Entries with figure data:
---*---

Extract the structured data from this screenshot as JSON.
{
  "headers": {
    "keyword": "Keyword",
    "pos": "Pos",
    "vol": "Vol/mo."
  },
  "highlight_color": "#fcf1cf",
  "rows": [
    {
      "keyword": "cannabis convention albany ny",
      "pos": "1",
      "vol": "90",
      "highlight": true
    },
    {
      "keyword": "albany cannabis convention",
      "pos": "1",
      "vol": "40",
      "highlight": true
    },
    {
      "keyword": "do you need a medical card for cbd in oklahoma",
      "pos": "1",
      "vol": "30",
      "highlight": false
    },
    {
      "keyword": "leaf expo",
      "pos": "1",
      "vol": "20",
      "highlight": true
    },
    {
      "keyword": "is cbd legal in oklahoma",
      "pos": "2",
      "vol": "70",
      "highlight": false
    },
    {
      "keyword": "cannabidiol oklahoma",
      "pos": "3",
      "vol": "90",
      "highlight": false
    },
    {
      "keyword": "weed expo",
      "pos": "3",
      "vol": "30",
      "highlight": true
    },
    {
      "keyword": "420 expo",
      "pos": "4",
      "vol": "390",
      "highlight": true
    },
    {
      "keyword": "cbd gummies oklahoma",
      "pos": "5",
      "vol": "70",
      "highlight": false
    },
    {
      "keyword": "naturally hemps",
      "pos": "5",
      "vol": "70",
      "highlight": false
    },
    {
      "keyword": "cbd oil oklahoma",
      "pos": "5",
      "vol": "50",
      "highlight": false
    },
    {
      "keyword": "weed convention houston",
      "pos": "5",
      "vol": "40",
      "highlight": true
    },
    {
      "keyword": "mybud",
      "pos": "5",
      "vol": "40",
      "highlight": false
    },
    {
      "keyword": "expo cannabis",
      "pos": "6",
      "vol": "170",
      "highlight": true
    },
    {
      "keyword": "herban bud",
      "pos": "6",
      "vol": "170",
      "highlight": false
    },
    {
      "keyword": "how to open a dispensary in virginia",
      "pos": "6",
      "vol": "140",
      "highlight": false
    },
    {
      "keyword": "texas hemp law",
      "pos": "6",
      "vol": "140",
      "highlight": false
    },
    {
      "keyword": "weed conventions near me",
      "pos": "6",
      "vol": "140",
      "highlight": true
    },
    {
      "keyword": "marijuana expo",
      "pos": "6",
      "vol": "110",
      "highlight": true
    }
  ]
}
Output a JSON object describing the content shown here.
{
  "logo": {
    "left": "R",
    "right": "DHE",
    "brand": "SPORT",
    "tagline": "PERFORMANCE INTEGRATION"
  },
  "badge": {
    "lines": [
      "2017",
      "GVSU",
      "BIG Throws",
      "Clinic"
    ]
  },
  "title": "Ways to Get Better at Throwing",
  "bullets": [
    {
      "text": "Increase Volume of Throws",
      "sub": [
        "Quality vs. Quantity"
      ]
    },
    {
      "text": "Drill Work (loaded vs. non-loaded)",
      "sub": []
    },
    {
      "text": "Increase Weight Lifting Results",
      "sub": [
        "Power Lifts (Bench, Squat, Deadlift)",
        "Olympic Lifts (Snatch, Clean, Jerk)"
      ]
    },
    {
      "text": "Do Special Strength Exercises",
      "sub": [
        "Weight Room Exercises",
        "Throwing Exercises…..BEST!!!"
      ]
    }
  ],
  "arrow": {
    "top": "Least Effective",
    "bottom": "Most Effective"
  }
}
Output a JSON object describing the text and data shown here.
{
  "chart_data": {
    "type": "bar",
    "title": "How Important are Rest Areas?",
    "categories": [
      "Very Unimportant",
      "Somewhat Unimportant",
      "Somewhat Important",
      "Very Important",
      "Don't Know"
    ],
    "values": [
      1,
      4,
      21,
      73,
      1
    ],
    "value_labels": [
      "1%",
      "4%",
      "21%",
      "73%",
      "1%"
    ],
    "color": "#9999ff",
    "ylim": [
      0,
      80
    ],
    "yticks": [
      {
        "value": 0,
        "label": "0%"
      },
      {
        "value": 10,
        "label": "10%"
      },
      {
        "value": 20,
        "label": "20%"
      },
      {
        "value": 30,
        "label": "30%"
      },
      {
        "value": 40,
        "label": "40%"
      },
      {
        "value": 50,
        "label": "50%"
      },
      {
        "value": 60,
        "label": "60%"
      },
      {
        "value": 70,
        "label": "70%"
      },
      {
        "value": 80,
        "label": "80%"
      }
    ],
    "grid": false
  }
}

---*---

■ **WRITTEN PROBLEM**: Count the lines that include the word "oklahoma" and state the result as a bare number.

■ **THE REPLY**: 5